=== RECORDS PROVIDED ===

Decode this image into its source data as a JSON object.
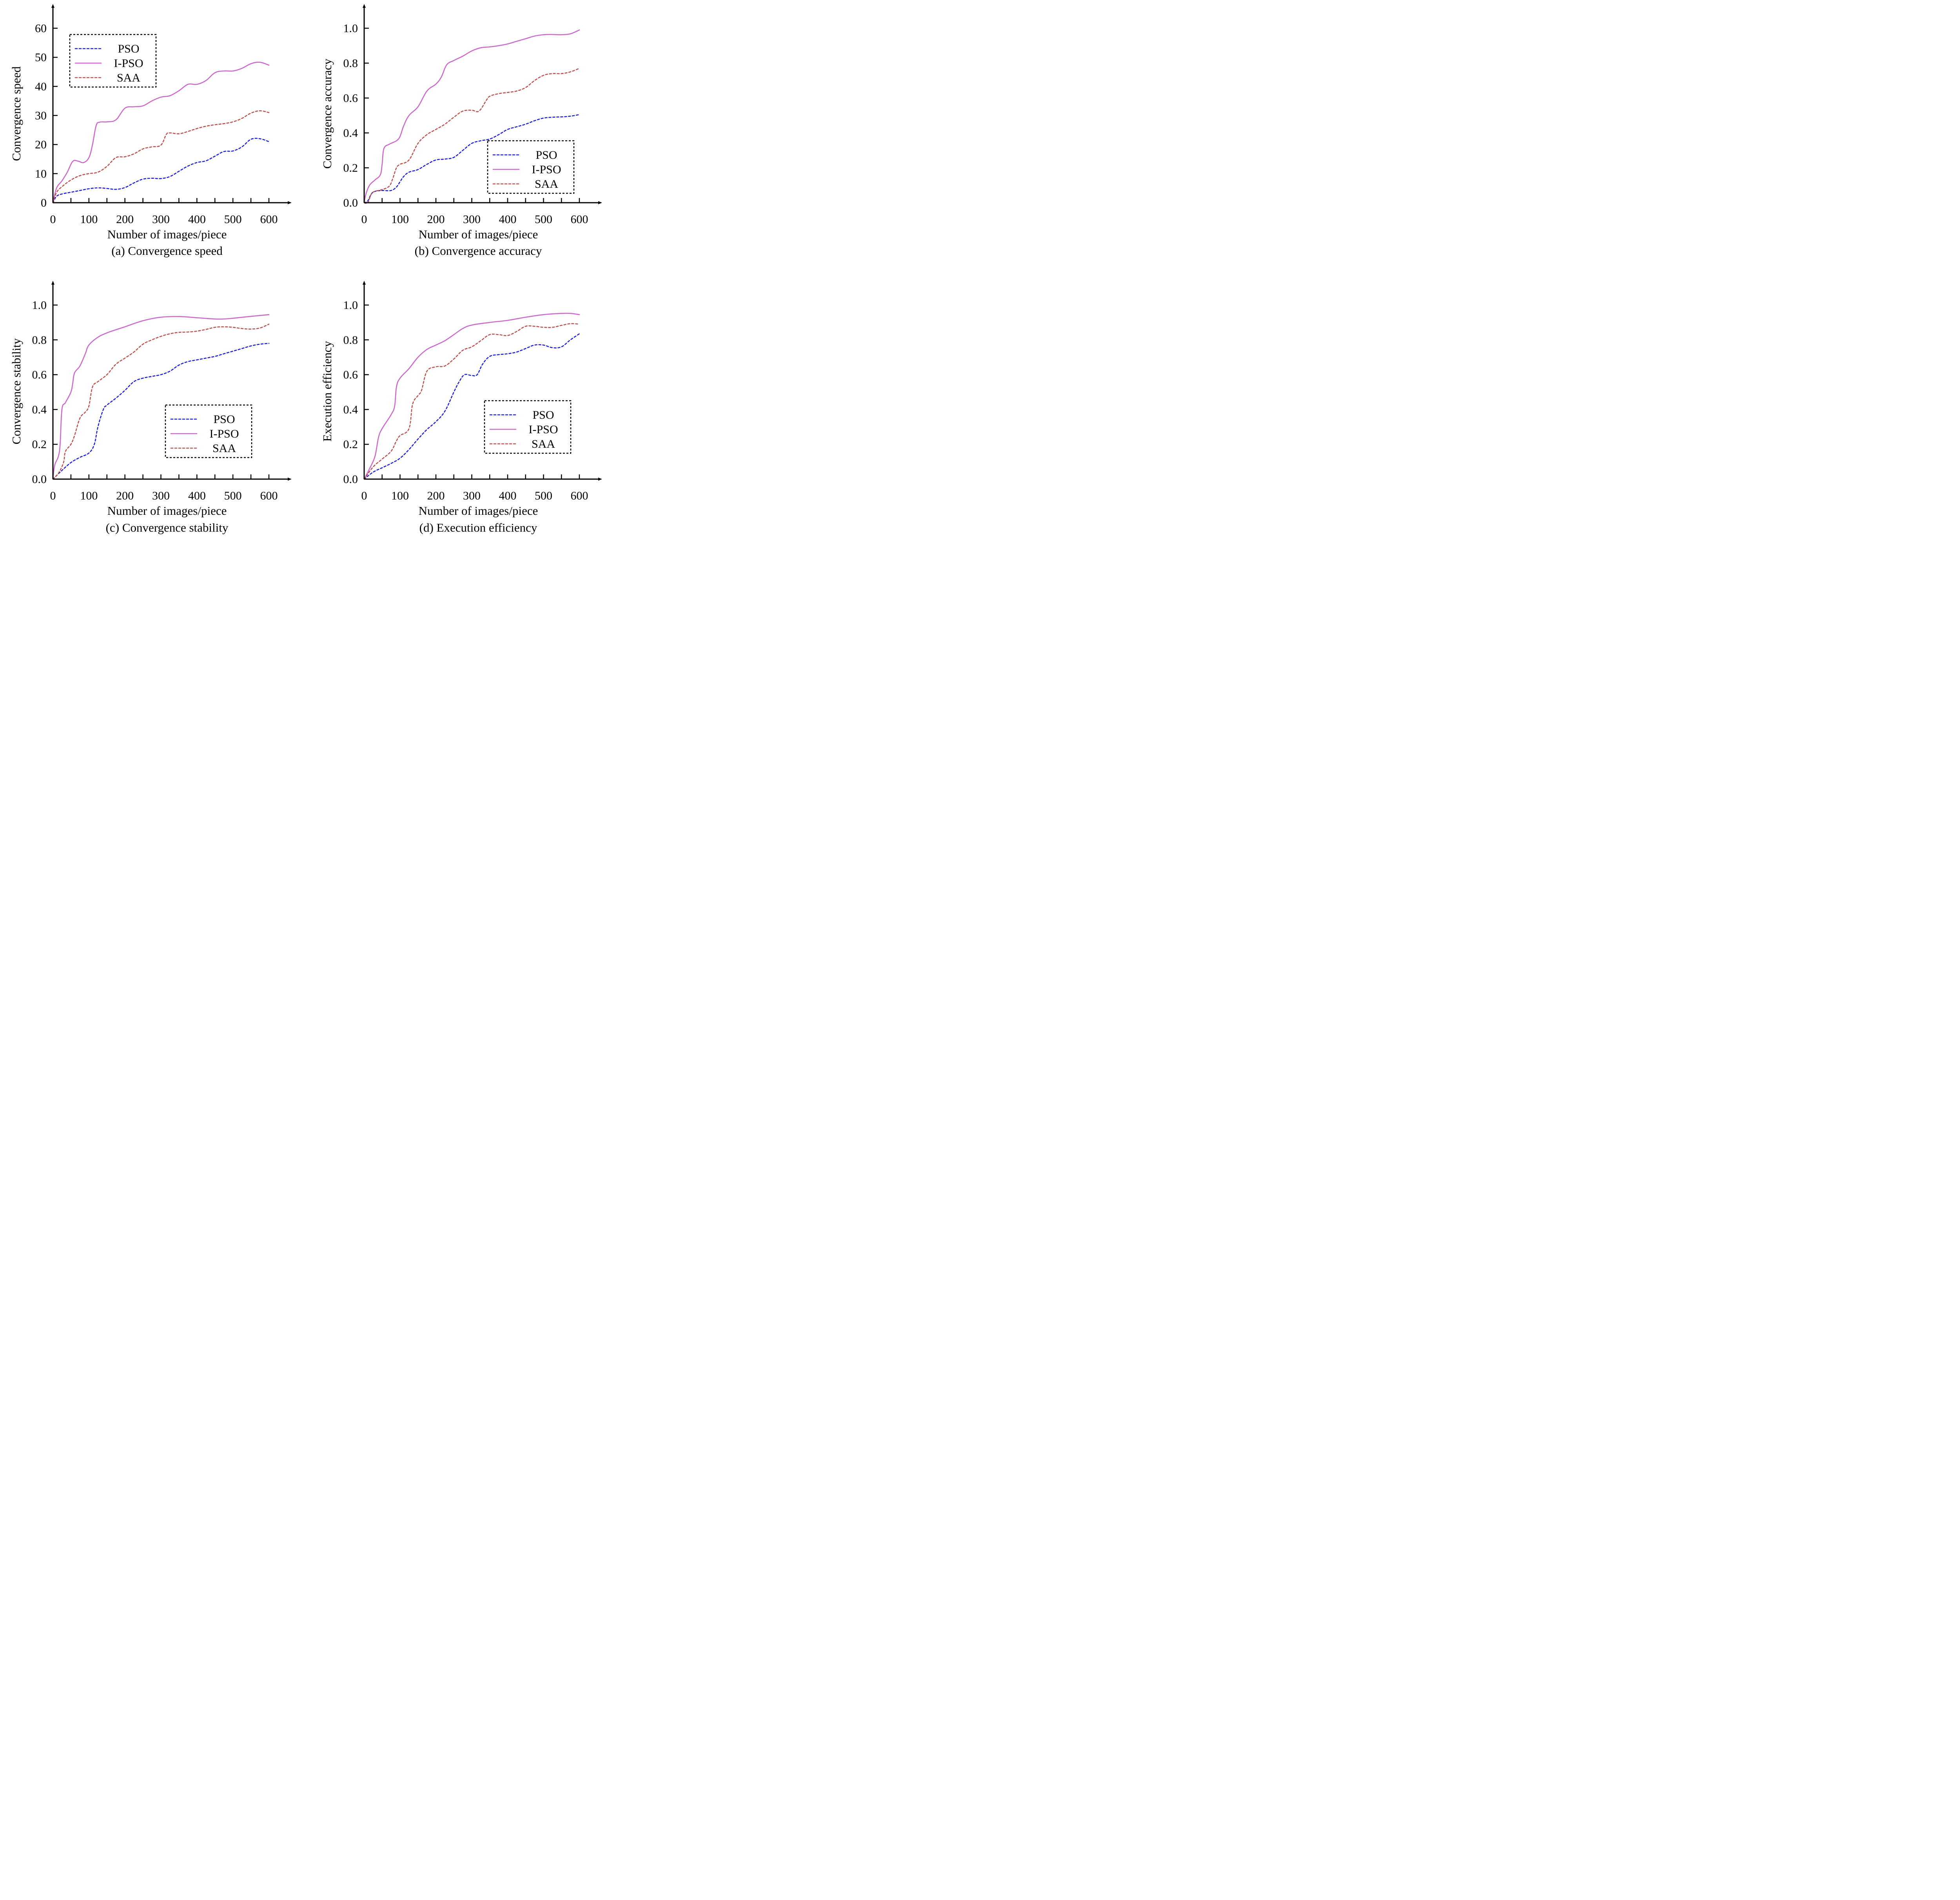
{
  "colors": {
    "PSO": "#1f1fe0",
    "I-PSO": "#cc66cc",
    "SAA": "#c0504d",
    "axis": "#000000"
  },
  "chart_data": [
    {
      "type": "line",
      "panel": "a",
      "caption": "(a) Convergence speed",
      "title": "",
      "xlabel": "Number of images/piece",
      "ylabel": "Convergence speed",
      "xlim": [
        0,
        600
      ],
      "ylim": [
        0,
        60
      ],
      "xticks": [
        0,
        100,
        200,
        300,
        400,
        500,
        600
      ],
      "xtick_labels": [
        "0",
        "100",
        "200",
        "300",
        "400",
        "500",
        "600"
      ],
      "xminor_step": 50,
      "yticks": [
        0,
        10,
        20,
        30,
        40,
        50,
        60
      ],
      "ytick_labels": [
        "0",
        "10",
        "20",
        "30",
        "40",
        "50",
        "60"
      ],
      "legend_position": "top-left",
      "legend": [
        "PSO",
        "I-PSO",
        "SAA"
      ],
      "grid": false,
      "series": [
        {
          "name": "PSO",
          "style": "dashed",
          "x": [
            0,
            10,
            25,
            50,
            75,
            100,
            125,
            150,
            175,
            200,
            225,
            250,
            275,
            300,
            325,
            350,
            375,
            400,
            425,
            450,
            475,
            500,
            525,
            550,
            575,
            600
          ],
          "y": [
            0,
            2.2,
            3.0,
            3.6,
            4.2,
            4.8,
            5.1,
            4.9,
            4.6,
            5.2,
            6.8,
            8.1,
            8.4,
            8.3,
            9.0,
            10.8,
            12.6,
            13.8,
            14.4,
            16.0,
            17.6,
            17.8,
            19.2,
            21.8,
            22.0,
            21.0
          ]
        },
        {
          "name": "I-PSO",
          "style": "solid",
          "x": [
            0,
            10,
            25,
            40,
            55,
            70,
            85,
            100,
            110,
            120,
            130,
            150,
            175,
            200,
            225,
            250,
            275,
            300,
            325,
            350,
            375,
            400,
            425,
            450,
            475,
            500,
            525,
            550,
            575,
            600
          ],
          "y": [
            0,
            5.0,
            7.5,
            10.5,
            14.2,
            14.3,
            13.8,
            15.5,
            20.0,
            26.5,
            27.7,
            27.8,
            28.5,
            32.5,
            33.0,
            33.3,
            35.0,
            36.3,
            36.8,
            38.5,
            40.7,
            40.7,
            42.0,
            44.7,
            45.3,
            45.3,
            46.2,
            47.8,
            48.3,
            47.3
          ]
        },
        {
          "name": "SAA",
          "style": "dashed",
          "x": [
            0,
            10,
            25,
            50,
            75,
            100,
            125,
            150,
            175,
            200,
            225,
            250,
            275,
            300,
            315,
            325,
            350,
            375,
            400,
            425,
            450,
            475,
            500,
            525,
            550,
            575,
            600
          ],
          "y": [
            0,
            3.5,
            5.5,
            7.8,
            9.3,
            10.0,
            10.5,
            12.5,
            15.5,
            15.8,
            16.8,
            18.5,
            19.2,
            19.8,
            23.5,
            24.0,
            23.7,
            24.5,
            25.5,
            26.3,
            26.8,
            27.2,
            27.8,
            29.0,
            30.8,
            31.6,
            31.0
          ]
        }
      ]
    },
    {
      "type": "line",
      "panel": "b",
      "caption": "(b) Convergence accuracy",
      "title": "",
      "xlabel": "Number of images/piece",
      "ylabel": "Convergence accuracy",
      "xlim": [
        0,
        600
      ],
      "ylim": [
        0,
        1.0
      ],
      "xticks": [
        0,
        100,
        200,
        300,
        400,
        500,
        600
      ],
      "xtick_labels": [
        "0",
        "100",
        "200",
        "300",
        "400",
        "500",
        "600"
      ],
      "xminor_step": 50,
      "yticks": [
        0,
        0.2,
        0.4,
        0.6,
        0.8,
        1.0
      ],
      "ytick_labels": [
        "0.0",
        "0.2",
        "0.4",
        "0.6",
        "0.8",
        "1.0"
      ],
      "legend_position": "lower-right",
      "legend": [
        "PSO",
        "I-PSO",
        "SAA"
      ],
      "grid": false,
      "series": [
        {
          "name": "PSO",
          "style": "dashed",
          "x": [
            0,
            10,
            20,
            30,
            50,
            75,
            90,
            100,
            110,
            125,
            150,
            175,
            200,
            225,
            250,
            275,
            300,
            325,
            350,
            375,
            400,
            425,
            450,
            475,
            500,
            525,
            550,
            575,
            600
          ],
          "y": [
            0,
            0.01,
            0.05,
            0.065,
            0.07,
            0.07,
            0.09,
            0.12,
            0.15,
            0.175,
            0.19,
            0.22,
            0.245,
            0.25,
            0.26,
            0.3,
            0.34,
            0.355,
            0.365,
            0.39,
            0.42,
            0.435,
            0.45,
            0.47,
            0.485,
            0.49,
            0.492,
            0.496,
            0.505
          ]
        },
        {
          "name": "I-PSO",
          "style": "solid",
          "x": [
            0,
            5,
            15,
            30,
            45,
            50,
            55,
            70,
            90,
            100,
            110,
            125,
            150,
            175,
            200,
            215,
            230,
            250,
            275,
            300,
            325,
            350,
            375,
            400,
            425,
            450,
            475,
            500,
            525,
            550,
            575,
            600
          ],
          "y": [
            0,
            0.05,
            0.1,
            0.13,
            0.16,
            0.22,
            0.31,
            0.335,
            0.355,
            0.38,
            0.44,
            0.5,
            0.55,
            0.64,
            0.68,
            0.72,
            0.79,
            0.815,
            0.84,
            0.87,
            0.888,
            0.893,
            0.9,
            0.91,
            0.925,
            0.94,
            0.955,
            0.963,
            0.964,
            0.963,
            0.968,
            0.99
          ]
        },
        {
          "name": "SAA",
          "style": "dashed",
          "x": [
            0,
            10,
            20,
            30,
            50,
            70,
            80,
            90,
            100,
            125,
            150,
            175,
            200,
            225,
            250,
            275,
            300,
            320,
            340,
            350,
            375,
            400,
            425,
            450,
            475,
            500,
            525,
            550,
            575,
            600
          ],
          "y": [
            0,
            0.0,
            0.05,
            0.065,
            0.075,
            0.095,
            0.14,
            0.2,
            0.22,
            0.245,
            0.34,
            0.39,
            0.42,
            0.45,
            0.49,
            0.525,
            0.53,
            0.525,
            0.585,
            0.61,
            0.625,
            0.632,
            0.64,
            0.66,
            0.7,
            0.73,
            0.74,
            0.74,
            0.75,
            0.77
          ]
        }
      ]
    },
    {
      "type": "line",
      "panel": "c",
      "caption": "(c) Convergence stability",
      "title": "",
      "xlabel": "Number of images/piece",
      "ylabel": "Convergence stability",
      "xlim": [
        0,
        600
      ],
      "ylim": [
        0,
        1.0
      ],
      "xticks": [
        0,
        100,
        200,
        300,
        400,
        500,
        600
      ],
      "xtick_labels": [
        "0",
        "100",
        "200",
        "300",
        "400",
        "500",
        "600"
      ],
      "xminor_step": 50,
      "yticks": [
        0,
        0.2,
        0.4,
        0.6,
        0.8,
        1.0
      ],
      "ytick_labels": [
        "0.0",
        "0.2",
        "0.4",
        "0.6",
        "0.8",
        "1.0"
      ],
      "legend_position": "lower-right",
      "legend": [
        "PSO",
        "I-PSO",
        "SAA"
      ],
      "grid": false,
      "series": [
        {
          "name": "PSO",
          "style": "dashed",
          "x": [
            0,
            25,
            50,
            75,
            100,
            115,
            125,
            140,
            150,
            175,
            200,
            225,
            250,
            275,
            300,
            325,
            350,
            375,
            400,
            425,
            450,
            475,
            500,
            525,
            550,
            575,
            600
          ],
          "y": [
            0,
            0.05,
            0.095,
            0.125,
            0.15,
            0.2,
            0.3,
            0.4,
            0.425,
            0.465,
            0.51,
            0.56,
            0.58,
            0.59,
            0.6,
            0.62,
            0.655,
            0.675,
            0.685,
            0.695,
            0.705,
            0.72,
            0.735,
            0.75,
            0.765,
            0.775,
            0.78
          ]
        },
        {
          "name": "I-PSO",
          "style": "solid",
          "x": [
            0,
            5,
            15,
            20,
            25,
            35,
            50,
            55,
            60,
            75,
            90,
            100,
            125,
            150,
            175,
            200,
            250,
            300,
            350,
            400,
            450,
            475,
            500,
            550,
            600
          ],
          "y": [
            0,
            0.08,
            0.13,
            0.2,
            0.4,
            0.44,
            0.5,
            0.55,
            0.61,
            0.65,
            0.72,
            0.77,
            0.815,
            0.84,
            0.858,
            0.875,
            0.91,
            0.93,
            0.934,
            0.927,
            0.92,
            0.92,
            0.924,
            0.935,
            0.945
          ]
        },
        {
          "name": "SAA",
          "style": "dashed",
          "x": [
            0,
            10,
            20,
            30,
            35,
            50,
            60,
            75,
            90,
            100,
            110,
            125,
            150,
            175,
            200,
            225,
            250,
            275,
            300,
            325,
            350,
            375,
            400,
            425,
            450,
            475,
            500,
            525,
            550,
            575,
            600
          ],
          "y": [
            0,
            0.02,
            0.05,
            0.1,
            0.16,
            0.2,
            0.25,
            0.35,
            0.385,
            0.42,
            0.53,
            0.56,
            0.6,
            0.66,
            0.695,
            0.73,
            0.775,
            0.8,
            0.82,
            0.835,
            0.843,
            0.845,
            0.85,
            0.86,
            0.872,
            0.875,
            0.872,
            0.865,
            0.862,
            0.868,
            0.89
          ]
        }
      ]
    },
    {
      "type": "line",
      "panel": "d",
      "caption": "(d) Execution efficiency",
      "title": "",
      "xlabel": "Number of images/piece",
      "ylabel": "Execution efficiency",
      "xlim": [
        0,
        600
      ],
      "ylim": [
        0,
        1.0
      ],
      "xticks": [
        0,
        100,
        200,
        300,
        400,
        500,
        600
      ],
      "xtick_labels": [
        "0",
        "100",
        "200",
        "300",
        "400",
        "500",
        "600"
      ],
      "xminor_step": 50,
      "yticks": [
        0,
        0.2,
        0.4,
        0.6,
        0.8,
        1.0
      ],
      "ytick_labels": [
        "0.0",
        "0.2",
        "0.4",
        "0.6",
        "0.8",
        "1.0"
      ],
      "legend_position": "lower-right",
      "legend": [
        "PSO",
        "I-PSO",
        "SAA"
      ],
      "grid": false,
      "series": [
        {
          "name": "PSO",
          "style": "dashed",
          "x": [
            0,
            25,
            50,
            75,
            100,
            125,
            150,
            175,
            200,
            225,
            250,
            265,
            280,
            300,
            315,
            330,
            350,
            375,
            400,
            425,
            450,
            475,
            500,
            525,
            550,
            575,
            600
          ],
          "y": [
            0,
            0.04,
            0.065,
            0.09,
            0.12,
            0.17,
            0.23,
            0.285,
            0.33,
            0.39,
            0.5,
            0.56,
            0.6,
            0.595,
            0.6,
            0.66,
            0.705,
            0.715,
            0.72,
            0.73,
            0.75,
            0.77,
            0.77,
            0.755,
            0.76,
            0.8,
            0.835
          ]
        },
        {
          "name": "I-PSO",
          "style": "solid",
          "x": [
            0,
            15,
            30,
            40,
            50,
            75,
            85,
            90,
            100,
            125,
            150,
            175,
            200,
            225,
            250,
            275,
            300,
            350,
            400,
            450,
            500,
            550,
            575,
            600
          ],
          "y": [
            0,
            0.06,
            0.13,
            0.24,
            0.29,
            0.37,
            0.42,
            0.53,
            0.58,
            0.635,
            0.7,
            0.745,
            0.77,
            0.795,
            0.83,
            0.865,
            0.885,
            0.9,
            0.912,
            0.93,
            0.945,
            0.952,
            0.952,
            0.945
          ]
        },
        {
          "name": "SAA",
          "style": "dashed",
          "x": [
            0,
            25,
            50,
            75,
            90,
            100,
            125,
            135,
            150,
            160,
            175,
            200,
            225,
            250,
            275,
            300,
            325,
            350,
            375,
            400,
            425,
            450,
            475,
            500,
            525,
            550,
            575,
            600
          ],
          "y": [
            0,
            0.07,
            0.115,
            0.16,
            0.22,
            0.25,
            0.29,
            0.43,
            0.48,
            0.51,
            0.62,
            0.645,
            0.65,
            0.69,
            0.74,
            0.76,
            0.795,
            0.83,
            0.83,
            0.825,
            0.848,
            0.878,
            0.878,
            0.872,
            0.872,
            0.883,
            0.893,
            0.89
          ]
        }
      ]
    }
  ]
}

===

◆ WRITTEN PROBLEM
Reproduce every line of the listing above in which the string "Execution" appears.

◆ RESULT FOR THIS TASK
      "caption": "(d) Execution efficiency",
      "ylabel": "Execution efficiency",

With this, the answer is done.